- WRITTEN INSTRUCTION
Exact repetition of every entry is required.

══ AVAILABLE DATA ══

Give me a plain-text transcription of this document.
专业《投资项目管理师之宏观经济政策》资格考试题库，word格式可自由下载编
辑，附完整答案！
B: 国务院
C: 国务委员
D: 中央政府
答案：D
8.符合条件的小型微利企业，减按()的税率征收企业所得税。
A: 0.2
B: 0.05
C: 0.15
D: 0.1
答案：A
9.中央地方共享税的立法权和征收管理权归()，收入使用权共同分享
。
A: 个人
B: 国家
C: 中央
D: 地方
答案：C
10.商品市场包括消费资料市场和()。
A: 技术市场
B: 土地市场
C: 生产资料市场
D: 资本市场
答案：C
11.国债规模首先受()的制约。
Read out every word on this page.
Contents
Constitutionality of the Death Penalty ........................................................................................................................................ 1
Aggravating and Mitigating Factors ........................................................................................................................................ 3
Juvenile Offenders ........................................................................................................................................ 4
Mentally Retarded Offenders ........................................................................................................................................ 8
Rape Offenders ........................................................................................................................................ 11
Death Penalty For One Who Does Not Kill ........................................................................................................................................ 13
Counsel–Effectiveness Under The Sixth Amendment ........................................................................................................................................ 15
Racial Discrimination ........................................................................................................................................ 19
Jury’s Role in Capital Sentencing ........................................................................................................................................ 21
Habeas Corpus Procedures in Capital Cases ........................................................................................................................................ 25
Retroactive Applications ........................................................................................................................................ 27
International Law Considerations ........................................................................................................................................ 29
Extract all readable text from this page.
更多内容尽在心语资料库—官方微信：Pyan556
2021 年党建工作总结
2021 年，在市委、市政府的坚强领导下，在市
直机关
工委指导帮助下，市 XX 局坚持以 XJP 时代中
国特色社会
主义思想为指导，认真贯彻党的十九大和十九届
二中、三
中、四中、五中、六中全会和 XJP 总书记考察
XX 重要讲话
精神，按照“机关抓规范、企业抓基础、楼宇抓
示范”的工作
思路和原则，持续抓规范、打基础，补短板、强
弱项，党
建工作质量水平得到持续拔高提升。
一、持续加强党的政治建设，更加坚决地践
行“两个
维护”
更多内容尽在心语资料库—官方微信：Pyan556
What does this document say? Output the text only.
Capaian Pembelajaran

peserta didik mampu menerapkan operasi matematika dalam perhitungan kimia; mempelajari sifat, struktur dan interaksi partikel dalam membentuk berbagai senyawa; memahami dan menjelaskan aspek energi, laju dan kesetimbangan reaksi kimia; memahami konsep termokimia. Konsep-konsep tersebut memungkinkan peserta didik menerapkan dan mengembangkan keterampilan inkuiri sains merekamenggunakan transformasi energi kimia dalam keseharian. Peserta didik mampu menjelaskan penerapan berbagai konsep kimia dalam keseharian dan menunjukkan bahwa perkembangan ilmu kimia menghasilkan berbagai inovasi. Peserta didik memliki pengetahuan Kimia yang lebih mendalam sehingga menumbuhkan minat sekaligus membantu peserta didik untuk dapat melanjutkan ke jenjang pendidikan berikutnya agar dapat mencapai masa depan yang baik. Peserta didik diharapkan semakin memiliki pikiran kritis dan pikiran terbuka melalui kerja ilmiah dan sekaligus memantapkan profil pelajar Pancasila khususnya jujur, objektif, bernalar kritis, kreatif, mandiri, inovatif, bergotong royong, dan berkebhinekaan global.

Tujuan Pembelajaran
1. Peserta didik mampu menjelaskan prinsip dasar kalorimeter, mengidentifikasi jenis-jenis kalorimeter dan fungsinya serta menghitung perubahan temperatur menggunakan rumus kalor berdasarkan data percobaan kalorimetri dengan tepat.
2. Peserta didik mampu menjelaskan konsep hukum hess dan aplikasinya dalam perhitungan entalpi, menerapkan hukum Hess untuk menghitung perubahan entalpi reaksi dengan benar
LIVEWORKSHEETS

═══

- ANSWER FOR THIS EXERCISE
Give me a plain-text transcription of this document.
专业《投资项目管理师之宏观经济政策》资格考试题库，word格式可自由下载编
辑，附完整答案！
B: 国务院
C: 国务委员
D: 中央政府
答案：D
8.符合条件的小型微利企业，减按()的税率征收企业所得税。
A: 0.2
B: 0.05
C: 0.15
D: 0.1
答案：A
9.中央地方共享税的立法权和征收管理权归()，收入使用权共同分享
。
A: 个人
B: 国家
C: 中央
D: 地方
答案：C
10.商品市场包括消费资料市场和()。
A: 技术市场
B: 土地市场
C: 生产资料市场
D: 资本市场
答案：C
11.国债规模首先受()的制约。
Read out every word on this page.
Contents
Constitutionality of the Death Penalty ........................................................................................................................................ 1
Aggravating and Mitigating Factors ........................................................................................................................................ 3
Juvenile Offenders ........................................................................................................................................ 4
Mentally Retarded Offenders ........................................................................................................................................ 8
Rape Offenders ........................................................................................................................................ 11
Death Penalty For One Who Does Not Kill ........................................................................................................................................ 13
Counsel–Effectiveness Under The Sixth Amendment ........................................................................................................................................ 15
Racial Discrimination ........................................................................................................................................ 19
Jury’s Role in Capital Sentencing ........................................................................................................................................ 21
Habeas Corpus Procedures in Capital Cases ........................................................................................................................................ 25
Retroactive Applications ........................................................................................................................................ 27
International Law Considerations ........................................................................................................................................ 29
Extract all readable text from this page.
更多内容尽在心语资料库—官方微信：Pyan556
2021 年党建工作总结
2021 年，在市委、市政府的坚强领导下，在市
直机关
工委指导帮助下，市 XX 局坚持以 XJP 时代中
国特色社会
主义思想为指导，认真贯彻党的十九大和十九届
二中、三
中、四中、五中、六中全会和 XJP 总书记考察
XX 重要讲话
精神，按照“机关抓规范、企业抓基础、楼宇抓
示范”的工作
思路和原则，持续抓规范、打基础，补短板、强
弱项，党
建工作质量水平得到持续拔高提升。
一、持续加强党的政治建设，更加坚决地践
行“两个
维护”
更多内容尽在心语资料库—官方微信：Pyan556
What does this document say? Output the text only.
Capaian Pembelajaran

peserta didik mampu menerapkan operasi matematika dalam perhitungan kimia; mempelajari sifat, struktur dan interaksi partikel dalam membentuk berbagai senyawa; memahami dan menjelaskan aspek energi, laju dan kesetimbangan reaksi kimia; memahami konsep termokimia. Konsep-konsep tersebut memungkinkan peserta didik menerapkan dan mengembangkan keterampilan inkuiri sains merekamenggunakan transformasi energi kimia dalam keseharian. Peserta didik mampu menjelaskan penerapan berbagai konsep kimia dalam keseharian dan menunjukkan bahwa perkembangan ilmu kimia menghasilkan berbagai inovasi. Peserta didik memliki pengetahuan Kimia yang lebih mendalam sehingga menumbuhkan minat sekaligus membantu peserta didik untuk dapat melanjutkan ke jenjang pendidikan berikutnya agar dapat mencapai masa depan yang baik. Peserta didik diharapkan semakin memiliki pikiran kritis dan pikiran terbuka melalui kerja ilmiah dan sekaligus memantapkan profil pelajar Pancasila khususnya jujur, objektif, bernalar kritis, kreatif, mandiri, inovatif, bergotong royong, dan berkebhinekaan global.

Tujuan Pembelajaran
1. Peserta didik mampu menjelaskan prinsip dasar kalorimeter, mengidentifikasi jenis-jenis kalorimeter dan fungsinya serta menghitung perubahan temperatur menggunakan rumus kalor berdasarkan data percobaan kalorimetri dengan tepat.
2. Peserta didik mampu menjelaskan konsep hukum hess dan aplikasinya dalam perhitungan entalpi, menerapkan hukum Hess untuk menghitung perubahan entalpi reaksi dengan benar
LIVEWORKSHEETS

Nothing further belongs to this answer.